Data for the task ->
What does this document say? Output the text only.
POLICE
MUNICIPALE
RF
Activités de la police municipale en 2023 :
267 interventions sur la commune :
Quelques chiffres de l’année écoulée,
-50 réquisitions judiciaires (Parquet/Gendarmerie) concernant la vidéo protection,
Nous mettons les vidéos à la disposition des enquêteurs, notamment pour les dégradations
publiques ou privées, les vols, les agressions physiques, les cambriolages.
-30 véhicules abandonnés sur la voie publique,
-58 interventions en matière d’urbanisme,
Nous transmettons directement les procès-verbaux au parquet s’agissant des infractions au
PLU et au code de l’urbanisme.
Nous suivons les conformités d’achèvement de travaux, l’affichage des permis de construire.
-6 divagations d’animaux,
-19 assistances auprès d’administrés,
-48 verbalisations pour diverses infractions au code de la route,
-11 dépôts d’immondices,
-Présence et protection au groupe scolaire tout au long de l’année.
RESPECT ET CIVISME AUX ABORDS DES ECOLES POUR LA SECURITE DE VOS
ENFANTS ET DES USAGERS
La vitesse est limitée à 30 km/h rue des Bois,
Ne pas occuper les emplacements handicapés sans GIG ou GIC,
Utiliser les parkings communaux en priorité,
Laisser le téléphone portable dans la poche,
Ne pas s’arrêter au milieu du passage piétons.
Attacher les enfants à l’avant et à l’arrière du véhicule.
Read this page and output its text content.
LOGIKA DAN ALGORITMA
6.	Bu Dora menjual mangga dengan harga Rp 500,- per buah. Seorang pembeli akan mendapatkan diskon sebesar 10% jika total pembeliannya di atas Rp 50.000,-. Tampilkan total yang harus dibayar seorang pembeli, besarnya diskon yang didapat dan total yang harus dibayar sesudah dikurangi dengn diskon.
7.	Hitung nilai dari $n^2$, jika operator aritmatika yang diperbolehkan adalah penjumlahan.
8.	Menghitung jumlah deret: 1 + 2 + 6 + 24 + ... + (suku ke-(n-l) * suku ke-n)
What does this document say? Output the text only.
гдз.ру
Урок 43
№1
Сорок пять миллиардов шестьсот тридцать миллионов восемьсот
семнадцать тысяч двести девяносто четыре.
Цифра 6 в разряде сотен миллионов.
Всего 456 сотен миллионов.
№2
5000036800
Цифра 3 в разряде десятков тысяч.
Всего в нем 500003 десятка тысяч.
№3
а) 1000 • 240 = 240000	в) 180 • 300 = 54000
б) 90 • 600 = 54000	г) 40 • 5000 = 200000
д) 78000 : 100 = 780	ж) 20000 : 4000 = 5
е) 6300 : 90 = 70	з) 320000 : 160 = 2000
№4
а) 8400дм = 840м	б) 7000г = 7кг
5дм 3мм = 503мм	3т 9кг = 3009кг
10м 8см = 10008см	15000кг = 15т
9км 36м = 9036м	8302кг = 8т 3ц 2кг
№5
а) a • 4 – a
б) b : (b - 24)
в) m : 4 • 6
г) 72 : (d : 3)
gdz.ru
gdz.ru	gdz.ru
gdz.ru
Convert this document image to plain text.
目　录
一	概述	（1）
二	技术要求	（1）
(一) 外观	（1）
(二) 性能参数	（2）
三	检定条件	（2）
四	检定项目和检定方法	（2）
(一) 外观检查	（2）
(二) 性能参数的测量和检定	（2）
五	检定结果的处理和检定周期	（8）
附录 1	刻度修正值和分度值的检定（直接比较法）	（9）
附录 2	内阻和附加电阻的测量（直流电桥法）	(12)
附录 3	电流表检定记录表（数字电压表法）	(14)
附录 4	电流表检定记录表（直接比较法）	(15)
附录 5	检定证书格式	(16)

Work to be completed -> Return every line from the one holding "Convert this document image to plain text." through the end of the data, exactly as it appears, with both ends kept and nothing else.

Exercise result ->
Convert this document image to plain text.
目　录
一	概述	（1）
二	技术要求	（1）
(一) 外观	（1）
(二) 性能参数	（2）
三	检定条件	（2）
四	检定项目和检定方法	（2）
(一) 外观检查	（2）
(二) 性能参数的测量和检定	（2）
五	检定结果的处理和检定周期	（8）
附录 1	刻度修正值和分度值的检定（直接比较法）	（9）
附录 2	内阻和附加电阻的测量（直流电桥法）	(12)
附录 3	电流表检定记录表（数字电压表法）	(14)
附录 4	电流表检定记录表（直接比较法）	(15)
附录 5	检定证书格式	(16)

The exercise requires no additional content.